= Instructions for the task =
Would you restate, exactly as they appear, the lines from the one containing "Transcribe this image's" through the end of the data below?

-------- Material provided --------

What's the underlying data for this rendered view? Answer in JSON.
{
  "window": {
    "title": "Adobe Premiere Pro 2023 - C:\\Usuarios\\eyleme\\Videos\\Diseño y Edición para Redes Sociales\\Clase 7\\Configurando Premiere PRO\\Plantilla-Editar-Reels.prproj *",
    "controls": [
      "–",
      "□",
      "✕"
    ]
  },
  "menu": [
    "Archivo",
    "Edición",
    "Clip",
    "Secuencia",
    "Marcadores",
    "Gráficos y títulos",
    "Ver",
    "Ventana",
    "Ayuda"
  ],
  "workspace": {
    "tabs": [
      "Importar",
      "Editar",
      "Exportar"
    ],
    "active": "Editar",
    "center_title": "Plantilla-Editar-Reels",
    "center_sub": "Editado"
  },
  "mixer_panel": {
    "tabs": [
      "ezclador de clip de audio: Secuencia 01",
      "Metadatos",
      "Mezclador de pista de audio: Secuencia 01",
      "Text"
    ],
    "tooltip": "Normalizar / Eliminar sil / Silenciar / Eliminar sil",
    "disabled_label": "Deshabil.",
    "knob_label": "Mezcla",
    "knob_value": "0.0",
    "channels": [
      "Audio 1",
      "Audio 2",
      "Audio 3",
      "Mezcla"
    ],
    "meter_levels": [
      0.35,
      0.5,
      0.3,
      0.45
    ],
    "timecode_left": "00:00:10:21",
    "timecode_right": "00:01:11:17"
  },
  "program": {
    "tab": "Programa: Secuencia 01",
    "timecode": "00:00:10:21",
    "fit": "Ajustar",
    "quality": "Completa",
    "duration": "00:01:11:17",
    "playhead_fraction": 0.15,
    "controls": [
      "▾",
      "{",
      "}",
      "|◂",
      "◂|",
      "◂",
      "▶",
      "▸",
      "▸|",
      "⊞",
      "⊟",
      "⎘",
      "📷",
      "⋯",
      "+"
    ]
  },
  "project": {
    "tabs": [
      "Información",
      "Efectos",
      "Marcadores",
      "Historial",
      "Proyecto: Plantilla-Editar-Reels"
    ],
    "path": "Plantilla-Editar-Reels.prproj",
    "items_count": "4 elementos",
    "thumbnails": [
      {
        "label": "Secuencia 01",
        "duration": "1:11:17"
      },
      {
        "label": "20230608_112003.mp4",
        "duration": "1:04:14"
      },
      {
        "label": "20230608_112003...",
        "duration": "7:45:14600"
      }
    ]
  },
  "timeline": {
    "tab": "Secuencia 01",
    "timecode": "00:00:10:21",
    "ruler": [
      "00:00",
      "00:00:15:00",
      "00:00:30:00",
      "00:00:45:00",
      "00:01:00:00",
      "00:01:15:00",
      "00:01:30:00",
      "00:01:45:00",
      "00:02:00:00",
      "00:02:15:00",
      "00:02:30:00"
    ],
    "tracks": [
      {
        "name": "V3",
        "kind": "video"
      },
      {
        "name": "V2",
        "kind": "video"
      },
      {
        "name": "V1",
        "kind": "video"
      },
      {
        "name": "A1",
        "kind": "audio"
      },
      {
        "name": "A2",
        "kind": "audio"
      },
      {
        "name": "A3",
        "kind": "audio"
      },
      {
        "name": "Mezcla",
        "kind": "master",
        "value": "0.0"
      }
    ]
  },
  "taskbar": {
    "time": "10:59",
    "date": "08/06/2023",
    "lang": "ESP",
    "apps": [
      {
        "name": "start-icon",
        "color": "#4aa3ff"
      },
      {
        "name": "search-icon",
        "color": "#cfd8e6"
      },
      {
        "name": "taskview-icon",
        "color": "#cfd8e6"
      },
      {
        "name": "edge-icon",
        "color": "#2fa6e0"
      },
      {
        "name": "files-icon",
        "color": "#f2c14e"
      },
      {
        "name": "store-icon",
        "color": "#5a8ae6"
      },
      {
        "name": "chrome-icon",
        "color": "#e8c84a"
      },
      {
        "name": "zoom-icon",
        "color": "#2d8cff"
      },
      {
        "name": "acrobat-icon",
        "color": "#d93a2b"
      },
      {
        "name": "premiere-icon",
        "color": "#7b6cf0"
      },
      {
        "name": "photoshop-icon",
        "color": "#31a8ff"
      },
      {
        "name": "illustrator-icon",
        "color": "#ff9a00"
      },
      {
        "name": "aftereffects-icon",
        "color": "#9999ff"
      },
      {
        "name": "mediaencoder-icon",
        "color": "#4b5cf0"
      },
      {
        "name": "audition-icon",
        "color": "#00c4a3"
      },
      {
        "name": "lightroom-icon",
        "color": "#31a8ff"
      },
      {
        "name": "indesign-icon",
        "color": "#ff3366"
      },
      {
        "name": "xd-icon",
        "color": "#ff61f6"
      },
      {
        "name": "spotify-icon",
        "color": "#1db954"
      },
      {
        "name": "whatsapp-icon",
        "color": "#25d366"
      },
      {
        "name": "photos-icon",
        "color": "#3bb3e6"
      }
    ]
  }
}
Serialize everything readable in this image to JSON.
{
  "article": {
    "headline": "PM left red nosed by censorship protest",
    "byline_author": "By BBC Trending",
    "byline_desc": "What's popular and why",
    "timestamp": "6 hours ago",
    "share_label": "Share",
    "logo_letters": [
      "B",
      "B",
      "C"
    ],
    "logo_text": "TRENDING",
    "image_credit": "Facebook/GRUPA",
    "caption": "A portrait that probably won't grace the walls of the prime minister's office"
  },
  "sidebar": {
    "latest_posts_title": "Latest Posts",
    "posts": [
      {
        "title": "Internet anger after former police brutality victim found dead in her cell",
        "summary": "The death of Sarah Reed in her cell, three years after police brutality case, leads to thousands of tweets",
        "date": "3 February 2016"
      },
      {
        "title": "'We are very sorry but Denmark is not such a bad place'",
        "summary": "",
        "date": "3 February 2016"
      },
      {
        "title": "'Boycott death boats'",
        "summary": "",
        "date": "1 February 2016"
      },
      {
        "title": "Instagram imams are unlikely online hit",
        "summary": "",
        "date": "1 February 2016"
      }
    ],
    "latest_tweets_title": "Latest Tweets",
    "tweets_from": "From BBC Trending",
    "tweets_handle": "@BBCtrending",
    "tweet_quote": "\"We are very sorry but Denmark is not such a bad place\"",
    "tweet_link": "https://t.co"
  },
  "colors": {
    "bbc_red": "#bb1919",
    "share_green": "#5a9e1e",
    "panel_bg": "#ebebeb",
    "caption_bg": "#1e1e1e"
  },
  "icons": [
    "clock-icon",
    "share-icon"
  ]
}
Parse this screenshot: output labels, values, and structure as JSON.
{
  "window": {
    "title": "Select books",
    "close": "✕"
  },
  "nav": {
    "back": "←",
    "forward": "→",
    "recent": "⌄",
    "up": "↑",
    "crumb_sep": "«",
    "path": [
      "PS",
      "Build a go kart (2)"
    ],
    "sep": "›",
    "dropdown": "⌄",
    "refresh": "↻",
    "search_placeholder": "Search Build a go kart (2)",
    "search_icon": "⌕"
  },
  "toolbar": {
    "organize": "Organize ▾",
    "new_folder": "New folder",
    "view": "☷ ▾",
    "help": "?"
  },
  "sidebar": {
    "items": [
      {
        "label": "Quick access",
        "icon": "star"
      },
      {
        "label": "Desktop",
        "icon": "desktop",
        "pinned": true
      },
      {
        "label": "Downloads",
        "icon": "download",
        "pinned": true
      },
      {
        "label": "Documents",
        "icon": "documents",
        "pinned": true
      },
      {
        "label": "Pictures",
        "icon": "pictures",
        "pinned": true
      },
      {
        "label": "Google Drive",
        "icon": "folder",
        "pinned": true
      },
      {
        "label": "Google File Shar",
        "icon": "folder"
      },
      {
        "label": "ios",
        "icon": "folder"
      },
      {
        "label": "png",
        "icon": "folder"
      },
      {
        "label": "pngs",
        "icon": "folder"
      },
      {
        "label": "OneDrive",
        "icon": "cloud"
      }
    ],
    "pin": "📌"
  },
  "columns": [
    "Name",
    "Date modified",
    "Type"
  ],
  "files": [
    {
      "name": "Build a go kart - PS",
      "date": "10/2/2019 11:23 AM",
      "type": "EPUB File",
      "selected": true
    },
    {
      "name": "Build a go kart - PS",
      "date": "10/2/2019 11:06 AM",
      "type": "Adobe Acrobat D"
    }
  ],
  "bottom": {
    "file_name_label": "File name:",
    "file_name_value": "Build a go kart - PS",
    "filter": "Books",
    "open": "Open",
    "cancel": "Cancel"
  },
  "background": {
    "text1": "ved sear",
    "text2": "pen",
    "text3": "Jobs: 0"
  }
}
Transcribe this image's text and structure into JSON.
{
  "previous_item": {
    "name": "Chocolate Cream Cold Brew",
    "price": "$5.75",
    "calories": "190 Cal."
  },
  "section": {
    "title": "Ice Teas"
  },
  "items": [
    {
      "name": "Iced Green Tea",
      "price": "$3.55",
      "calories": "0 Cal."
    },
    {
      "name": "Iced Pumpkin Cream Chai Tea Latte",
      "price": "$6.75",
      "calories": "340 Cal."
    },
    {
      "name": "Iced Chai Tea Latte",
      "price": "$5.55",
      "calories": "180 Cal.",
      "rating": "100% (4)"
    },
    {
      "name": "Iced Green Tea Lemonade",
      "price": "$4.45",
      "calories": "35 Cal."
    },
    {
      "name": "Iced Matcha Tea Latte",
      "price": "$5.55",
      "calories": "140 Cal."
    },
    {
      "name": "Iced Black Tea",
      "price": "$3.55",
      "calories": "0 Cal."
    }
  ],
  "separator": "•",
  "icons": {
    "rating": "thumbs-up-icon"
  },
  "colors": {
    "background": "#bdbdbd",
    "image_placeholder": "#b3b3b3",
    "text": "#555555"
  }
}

--------

= Problem solution =
Transcribe this image's text and structure into JSON.
{
  "previous_item": {
    "name": "Chocolate Cream Cold Brew",
    "price": "$5.75",
    "calories": "190 Cal."
  },
  "section": {
    "title": "Ice Teas"
  },
  "items": [
    {
      "name": "Iced Green Tea",
      "price": "$3.55",
      "calories": "0 Cal."
    },
    {
      "name": "Iced Pumpkin Cream Chai Tea Latte",
      "price": "$6.75",
      "calories": "340 Cal."
    },
    {
      "name": "Iced Chai Tea Latte",
      "price": "$5.55",
      "calories": "180 Cal.",
      "rating": "100% (4)"
    },
    {
      "name": "Iced Green Tea Lemonade",
      "price": "$4.45",
      "calories": "35 Cal."
    },
    {
      "name": "Iced Matcha Tea Latte",
      "price": "$5.55",
      "calories": "140 Cal."
    },
    {
      "name": "Iced Black Tea",
      "price": "$3.55",
      "calories": "0 Cal."
    }
  ],
  "separator": "•",
  "icons": {
    "rating": "thumbs-up-icon"
  },
  "colors": {
    "background": "#bdbdbd",
    "image_placeholder": "#b3b3b3",
    "text": "#555555"
  }
}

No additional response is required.